(Stored entries)
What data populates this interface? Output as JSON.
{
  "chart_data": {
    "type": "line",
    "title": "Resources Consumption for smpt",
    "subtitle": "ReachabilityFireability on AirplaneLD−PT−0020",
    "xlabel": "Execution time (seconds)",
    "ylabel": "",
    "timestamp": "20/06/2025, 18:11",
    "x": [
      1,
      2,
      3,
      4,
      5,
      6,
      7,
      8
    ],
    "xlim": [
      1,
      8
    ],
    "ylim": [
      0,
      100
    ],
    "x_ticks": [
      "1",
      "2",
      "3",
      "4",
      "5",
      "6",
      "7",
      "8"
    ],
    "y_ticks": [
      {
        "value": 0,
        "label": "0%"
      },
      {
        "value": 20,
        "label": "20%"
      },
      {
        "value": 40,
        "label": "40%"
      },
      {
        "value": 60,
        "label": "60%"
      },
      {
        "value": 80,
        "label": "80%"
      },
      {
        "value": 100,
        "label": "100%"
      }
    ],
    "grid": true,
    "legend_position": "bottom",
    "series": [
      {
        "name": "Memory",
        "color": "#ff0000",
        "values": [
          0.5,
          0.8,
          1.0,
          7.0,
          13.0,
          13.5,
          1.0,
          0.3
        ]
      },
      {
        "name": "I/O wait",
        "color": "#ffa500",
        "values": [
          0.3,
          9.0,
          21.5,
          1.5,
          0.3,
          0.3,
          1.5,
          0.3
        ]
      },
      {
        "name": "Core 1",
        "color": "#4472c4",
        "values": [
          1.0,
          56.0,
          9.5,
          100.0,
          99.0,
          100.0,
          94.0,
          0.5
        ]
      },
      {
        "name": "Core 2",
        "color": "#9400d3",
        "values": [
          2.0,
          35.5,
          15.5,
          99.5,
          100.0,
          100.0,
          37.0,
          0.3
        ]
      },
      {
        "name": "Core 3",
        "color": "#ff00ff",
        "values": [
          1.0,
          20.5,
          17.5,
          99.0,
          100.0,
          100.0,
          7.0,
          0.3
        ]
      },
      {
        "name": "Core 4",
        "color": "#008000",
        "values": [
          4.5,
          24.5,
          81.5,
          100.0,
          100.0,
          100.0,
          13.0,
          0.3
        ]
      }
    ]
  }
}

[Set exercise]: Output every record above exactly as it appears.

[Full solution]:
What data populates this interface? Output as JSON.
{
  "chart_data": {
    "type": "line",
    "title": "Resources Consumption for smpt",
    "subtitle": "ReachabilityFireability on AirplaneLD−PT−0020",
    "xlabel": "Execution time (seconds)",
    "ylabel": "",
    "timestamp": "20/06/2025, 18:11",
    "x": [
      1,
      2,
      3,
      4,
      5,
      6,
      7,
      8
    ],
    "xlim": [
      1,
      8
    ],
    "ylim": [
      0,
      100
    ],
    "x_ticks": [
      "1",
      "2",
      "3",
      "4",
      "5",
      "6",
      "7",
      "8"
    ],
    "y_ticks": [
      {
        "value": 0,
        "label": "0%"
      },
      {
        "value": 20,
        "label": "20%"
      },
      {
        "value": 40,
        "label": "40%"
      },
      {
        "value": 60,
        "label": "60%"
      },
      {
        "value": 80,
        "label": "80%"
      },
      {
        "value": 100,
        "label": "100%"
      }
    ],
    "grid": true,
    "legend_position": "bottom",
    "series": [
      {
        "name": "Memory",
        "color": "#ff0000",
        "values": [
          0.5,
          0.8,
          1.0,
          7.0,
          13.0,
          13.5,
          1.0,
          0.3
        ]
      },
      {
        "name": "I/O wait",
        "color": "#ffa500",
        "values": [
          0.3,
          9.0,
          21.5,
          1.5,
          0.3,
          0.3,
          1.5,
          0.3
        ]
      },
      {
        "name": "Core 1",
        "color": "#4472c4",
        "values": [
          1.0,
          56.0,
          9.5,
          100.0,
          99.0,
          100.0,
          94.0,
          0.5
        ]
      },
      {
        "name": "Core 2",
        "color": "#9400d3",
        "values": [
          2.0,
          35.5,
          15.5,
          99.5,
          100.0,
          100.0,
          37.0,
          0.3
        ]
      },
      {
        "name": "Core 3",
        "color": "#ff00ff",
        "values": [
          1.0,
          20.5,
          17.5,
          99.0,
          100.0,
          100.0,
          7.0,
          0.3
        ]
      },
      {
        "name": "Core 4",
        "color": "#008000",
        "values": [
          4.5,
          24.5,
          81.5,
          100.0,
          100.0,
          100.0,
          13.0,
          0.3
        ]
      }
    ]
  }
}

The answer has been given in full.